■ Figure collection entries

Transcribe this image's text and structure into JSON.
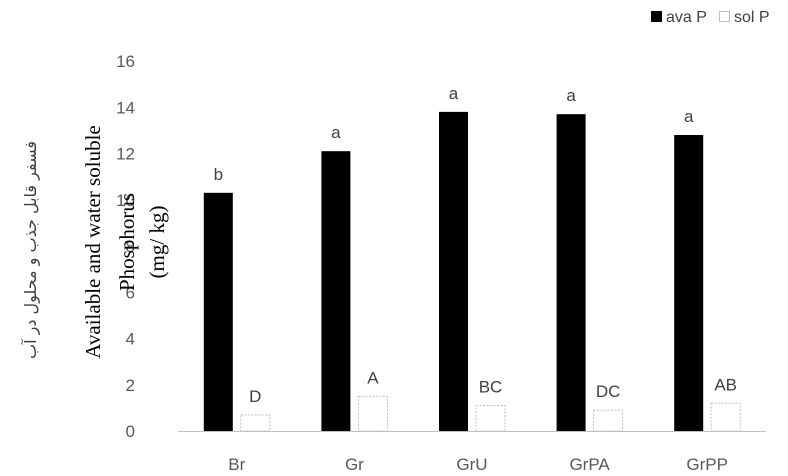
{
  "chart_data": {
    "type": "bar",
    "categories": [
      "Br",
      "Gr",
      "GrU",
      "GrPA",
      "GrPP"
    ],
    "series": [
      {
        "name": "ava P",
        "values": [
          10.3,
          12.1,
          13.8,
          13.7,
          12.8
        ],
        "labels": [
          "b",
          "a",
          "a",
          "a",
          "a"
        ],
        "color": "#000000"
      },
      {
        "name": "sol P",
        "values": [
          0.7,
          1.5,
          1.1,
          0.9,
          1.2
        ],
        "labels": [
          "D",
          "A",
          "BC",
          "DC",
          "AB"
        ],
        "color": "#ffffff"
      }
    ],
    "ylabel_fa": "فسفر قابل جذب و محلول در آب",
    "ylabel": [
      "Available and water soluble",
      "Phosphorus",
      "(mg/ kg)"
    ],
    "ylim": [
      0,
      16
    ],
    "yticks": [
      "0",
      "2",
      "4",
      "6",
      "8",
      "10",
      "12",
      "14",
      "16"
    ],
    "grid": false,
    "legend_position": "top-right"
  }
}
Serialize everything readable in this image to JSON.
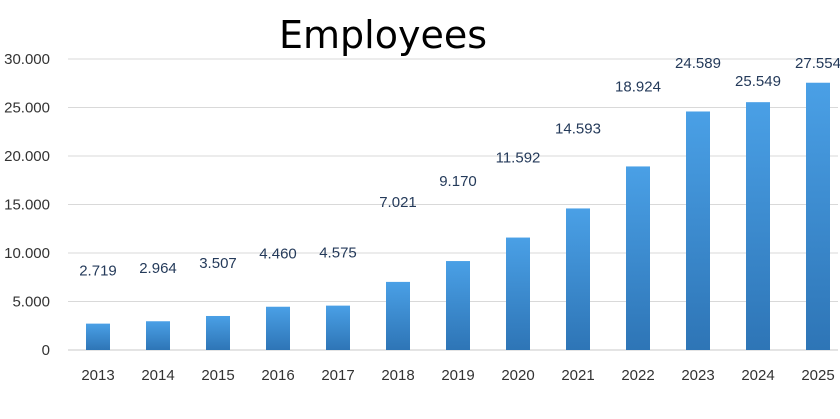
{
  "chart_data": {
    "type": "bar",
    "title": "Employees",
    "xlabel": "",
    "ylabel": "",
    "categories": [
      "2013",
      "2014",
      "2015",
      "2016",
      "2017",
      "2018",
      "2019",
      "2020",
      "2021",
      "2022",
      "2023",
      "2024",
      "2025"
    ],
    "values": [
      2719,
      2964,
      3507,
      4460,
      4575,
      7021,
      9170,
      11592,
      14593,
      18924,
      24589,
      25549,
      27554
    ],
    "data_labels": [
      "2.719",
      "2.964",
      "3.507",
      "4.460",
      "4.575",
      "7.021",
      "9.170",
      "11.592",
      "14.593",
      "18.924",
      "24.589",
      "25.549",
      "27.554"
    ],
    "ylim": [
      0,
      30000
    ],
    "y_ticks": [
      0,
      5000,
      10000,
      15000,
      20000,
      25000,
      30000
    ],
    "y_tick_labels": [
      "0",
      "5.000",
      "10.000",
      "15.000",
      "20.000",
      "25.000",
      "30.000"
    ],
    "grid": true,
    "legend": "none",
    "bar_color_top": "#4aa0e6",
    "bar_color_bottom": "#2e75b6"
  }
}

■ TASK
Strip out the images, then output the records above word for word.

■ TASK RESPONSE
Transcribe this image's text and structure into JSON.
{
  "chart_data": {
    "type": "bar",
    "categories": [
      "Br",
      "Gr",
      "GrU",
      "GrPA",
      "GrPP"
    ],
    "series": [
      {
        "name": "ava P",
        "values": [
          10.3,
          12.1,
          13.8,
          13.7,
          12.8
        ],
        "labels": [
          "b",
          "a",
          "a",
          "a",
          "a"
        ],
        "color": "#000000"
      },
      {
        "name": "sol P",
        "values": [
          0.7,
          1.5,
          1.1,
          0.9,
          1.2
        ],
        "labels": [
          "D",
          "A",
          "BC",
          "DC",
          "AB"
        ],
        "color": "#ffffff"
      }
    ],
    "ylabel_fa": "فسفر قابل جذب و محلول در آب",
    "ylabel": [
      "Available and water soluble",
      "Phosphorus",
      "(mg/ kg)"
    ],
    "ylim": [
      0,
      16
    ],
    "yticks": [
      "0",
      "2",
      "4",
      "6",
      "8",
      "10",
      "12",
      "14",
      "16"
    ],
    "grid": false,
    "legend_position": "top-right"
  }
}
Serialize everything readable in this image to JSON.
{
  "chart_data": {
    "type": "bar",
    "title": "Employees",
    "xlabel": "",
    "ylabel": "",
    "categories": [
      "2013",
      "2014",
      "2015",
      "2016",
      "2017",
      "2018",
      "2019",
      "2020",
      "2021",
      "2022",
      "2023",
      "2024",
      "2025"
    ],
    "values": [
      2719,
      2964,
      3507,
      4460,
      4575,
      7021,
      9170,
      11592,
      14593,
      18924,
      24589,
      25549,
      27554
    ],
    "data_labels": [
      "2.719",
      "2.964",
      "3.507",
      "4.460",
      "4.575",
      "7.021",
      "9.170",
      "11.592",
      "14.593",
      "18.924",
      "24.589",
      "25.549",
      "27.554"
    ],
    "ylim": [
      0,
      30000
    ],
    "y_ticks": [
      0,
      5000,
      10000,
      15000,
      20000,
      25000,
      30000
    ],
    "y_tick_labels": [
      "0",
      "5.000",
      "10.000",
      "15.000",
      "20.000",
      "25.000",
      "30.000"
    ],
    "grid": true,
    "legend": "none",
    "bar_color_top": "#4aa0e6",
    "bar_color_bottom": "#2e75b6"
  }
}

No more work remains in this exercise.